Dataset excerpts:
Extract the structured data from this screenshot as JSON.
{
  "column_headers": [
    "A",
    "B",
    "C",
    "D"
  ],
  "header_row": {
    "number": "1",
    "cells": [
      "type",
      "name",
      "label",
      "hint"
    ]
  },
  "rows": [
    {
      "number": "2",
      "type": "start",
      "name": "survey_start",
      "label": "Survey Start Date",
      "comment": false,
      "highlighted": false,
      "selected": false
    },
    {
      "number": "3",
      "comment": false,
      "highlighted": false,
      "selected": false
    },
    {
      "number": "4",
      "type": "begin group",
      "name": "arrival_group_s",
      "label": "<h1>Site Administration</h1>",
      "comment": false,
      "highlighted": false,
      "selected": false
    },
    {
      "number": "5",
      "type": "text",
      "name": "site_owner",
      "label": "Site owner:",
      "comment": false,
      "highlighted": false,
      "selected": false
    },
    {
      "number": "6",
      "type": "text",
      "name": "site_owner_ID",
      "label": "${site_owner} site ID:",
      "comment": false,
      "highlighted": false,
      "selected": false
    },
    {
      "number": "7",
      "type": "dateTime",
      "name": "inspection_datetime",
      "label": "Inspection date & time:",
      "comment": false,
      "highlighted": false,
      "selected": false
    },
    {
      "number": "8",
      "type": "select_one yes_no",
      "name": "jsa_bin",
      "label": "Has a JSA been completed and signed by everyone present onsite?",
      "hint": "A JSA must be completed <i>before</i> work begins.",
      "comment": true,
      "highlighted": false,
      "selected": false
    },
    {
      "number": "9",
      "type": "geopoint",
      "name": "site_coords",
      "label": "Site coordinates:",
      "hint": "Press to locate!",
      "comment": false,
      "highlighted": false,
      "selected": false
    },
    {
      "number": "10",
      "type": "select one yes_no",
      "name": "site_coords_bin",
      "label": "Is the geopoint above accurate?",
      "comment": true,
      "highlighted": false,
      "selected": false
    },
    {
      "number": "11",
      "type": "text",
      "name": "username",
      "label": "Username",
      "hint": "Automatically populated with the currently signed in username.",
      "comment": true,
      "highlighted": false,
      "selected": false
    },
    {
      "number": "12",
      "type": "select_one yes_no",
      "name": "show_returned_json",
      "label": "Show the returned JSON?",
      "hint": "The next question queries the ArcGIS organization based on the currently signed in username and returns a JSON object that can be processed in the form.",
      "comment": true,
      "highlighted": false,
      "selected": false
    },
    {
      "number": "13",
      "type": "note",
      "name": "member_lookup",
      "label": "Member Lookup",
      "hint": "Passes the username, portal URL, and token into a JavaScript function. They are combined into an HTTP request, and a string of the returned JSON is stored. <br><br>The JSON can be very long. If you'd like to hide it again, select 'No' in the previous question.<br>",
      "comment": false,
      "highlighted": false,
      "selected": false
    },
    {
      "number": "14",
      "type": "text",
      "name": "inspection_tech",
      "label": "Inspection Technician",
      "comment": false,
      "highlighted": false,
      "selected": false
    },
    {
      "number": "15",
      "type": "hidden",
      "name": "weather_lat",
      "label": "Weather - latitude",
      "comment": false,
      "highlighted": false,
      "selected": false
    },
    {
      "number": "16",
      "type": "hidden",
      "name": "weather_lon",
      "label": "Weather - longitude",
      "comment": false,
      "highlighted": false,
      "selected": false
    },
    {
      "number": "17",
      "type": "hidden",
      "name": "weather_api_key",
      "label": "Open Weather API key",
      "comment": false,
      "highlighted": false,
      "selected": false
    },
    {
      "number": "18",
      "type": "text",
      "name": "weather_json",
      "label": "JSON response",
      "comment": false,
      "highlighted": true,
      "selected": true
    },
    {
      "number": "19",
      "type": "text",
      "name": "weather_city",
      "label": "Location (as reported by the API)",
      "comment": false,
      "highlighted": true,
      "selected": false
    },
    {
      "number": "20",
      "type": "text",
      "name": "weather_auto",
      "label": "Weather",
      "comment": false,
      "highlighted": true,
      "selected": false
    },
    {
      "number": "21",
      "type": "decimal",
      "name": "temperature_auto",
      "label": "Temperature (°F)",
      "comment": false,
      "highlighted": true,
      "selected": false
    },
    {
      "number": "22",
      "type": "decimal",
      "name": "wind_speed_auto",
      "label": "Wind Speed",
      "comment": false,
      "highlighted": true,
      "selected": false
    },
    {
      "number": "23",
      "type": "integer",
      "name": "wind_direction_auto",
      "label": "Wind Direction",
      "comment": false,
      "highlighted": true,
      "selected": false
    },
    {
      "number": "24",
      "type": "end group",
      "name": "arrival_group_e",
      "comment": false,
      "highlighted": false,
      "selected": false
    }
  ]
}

• **WHAT YOU SHOULD DO**:
Give the listing above again, word for word.

• **RESPONSE BELOW**:
Extract the structured data from this screenshot as JSON.
{
  "column_headers": [
    "A",
    "B",
    "C",
    "D"
  ],
  "header_row": {
    "number": "1",
    "cells": [
      "type",
      "name",
      "label",
      "hint"
    ]
  },
  "rows": [
    {
      "number": "2",
      "type": "start",
      "name": "survey_start",
      "label": "Survey Start Date",
      "comment": false,
      "highlighted": false,
      "selected": false
    },
    {
      "number": "3",
      "comment": false,
      "highlighted": false,
      "selected": false
    },
    {
      "number": "4",
      "type": "begin group",
      "name": "arrival_group_s",
      "label": "<h1>Site Administration</h1>",
      "comment": false,
      "highlighted": false,
      "selected": false
    },
    {
      "number": "5",
      "type": "text",
      "name": "site_owner",
      "label": "Site owner:",
      "comment": false,
      "highlighted": false,
      "selected": false
    },
    {
      "number": "6",
      "type": "text",
      "name": "site_owner_ID",
      "label": "${site_owner} site ID:",
      "comment": false,
      "highlighted": false,
      "selected": false
    },
    {
      "number": "7",
      "type": "dateTime",
      "name": "inspection_datetime",
      "label": "Inspection date & time:",
      "comment": false,
      "highlighted": false,
      "selected": false
    },
    {
      "number": "8",
      "type": "select_one yes_no",
      "name": "jsa_bin",
      "label": "Has a JSA been completed and signed by everyone present onsite?",
      "hint": "A JSA must be completed <i>before</i> work begins.",
      "comment": true,
      "highlighted": false,
      "selected": false
    },
    {
      "number": "9",
      "type": "geopoint",
      "name": "site_coords",
      "label": "Site coordinates:",
      "hint": "Press to locate!",
      "comment": false,
      "highlighted": false,
      "selected": false
    },
    {
      "number": "10",
      "type": "select one yes_no",
      "name": "site_coords_bin",
      "label": "Is the geopoint above accurate?",
      "comment": true,
      "highlighted": false,
      "selected": false
    },
    {
      "number": "11",
      "type": "text",
      "name": "username",
      "label": "Username",
      "hint": "Automatically populated with the currently signed in username.",
      "comment": true,
      "highlighted": false,
      "selected": false
    },
    {
      "number": "12",
      "type": "select_one yes_no",
      "name": "show_returned_json",
      "label": "Show the returned JSON?",
      "hint": "The next question queries the ArcGIS organization based on the currently signed in username and returns a JSON object that can be processed in the form.",
      "comment": true,
      "highlighted": false,
      "selected": false
    },
    {
      "number": "13",
      "type": "note",
      "name": "member_lookup",
      "label": "Member Lookup",
      "hint": "Passes the username, portal URL, and token into a JavaScript function. They are combined into an HTTP request, and a string of the returned JSON is stored. <br><br>The JSON can be very long. If you'd like to hide it again, select 'No' in the previous question.<br>",
      "comment": false,
      "highlighted": false,
      "selected": false
    },
    {
      "number": "14",
      "type": "text",
      "name": "inspection_tech",
      "label": "Inspection Technician",
      "comment": false,
      "highlighted": false,
      "selected": false
    },
    {
      "number": "15",
      "type": "hidden",
      "name": "weather_lat",
      "label": "Weather - latitude",
      "comment": false,
      "highlighted": false,
      "selected": false
    },
    {
      "number": "16",
      "type": "hidden",
      "name": "weather_lon",
      "label": "Weather - longitude",
      "comment": false,
      "highlighted": false,
      "selected": false
    },
    {
      "number": "17",
      "type": "hidden",
      "name": "weather_api_key",
      "label": "Open Weather API key",
      "comment": false,
      "highlighted": false,
      "selected": false
    },
    {
      "number": "18",
      "type": "text",
      "name": "weather_json",
      "label": "JSON response",
      "comment": false,
      "highlighted": true,
      "selected": true
    },
    {
      "number": "19",
      "type": "text",
      "name": "weather_city",
      "label": "Location (as reported by the API)",
      "comment": false,
      "highlighted": true,
      "selected": false
    },
    {
      "number": "20",
      "type": "text",
      "name": "weather_auto",
      "label": "Weather",
      "comment": false,
      "highlighted": true,
      "selected": false
    },
    {
      "number": "21",
      "type": "decimal",
      "name": "temperature_auto",
      "label": "Temperature (°F)",
      "comment": false,
      "highlighted": true,
      "selected": false
    },
    {
      "number": "22",
      "type": "decimal",
      "name": "wind_speed_auto",
      "label": "Wind Speed",
      "comment": false,
      "highlighted": true,
      "selected": false
    },
    {
      "number": "23",
      "type": "integer",
      "name": "wind_direction_auto",
      "label": "Wind Direction",
      "comment": false,
      "highlighted": true,
      "selected": false
    },
    {
      "number": "24",
      "type": "end group",
      "name": "arrival_group_e",
      "comment": false,
      "highlighted": false,
      "selected": false
    }
  ]
}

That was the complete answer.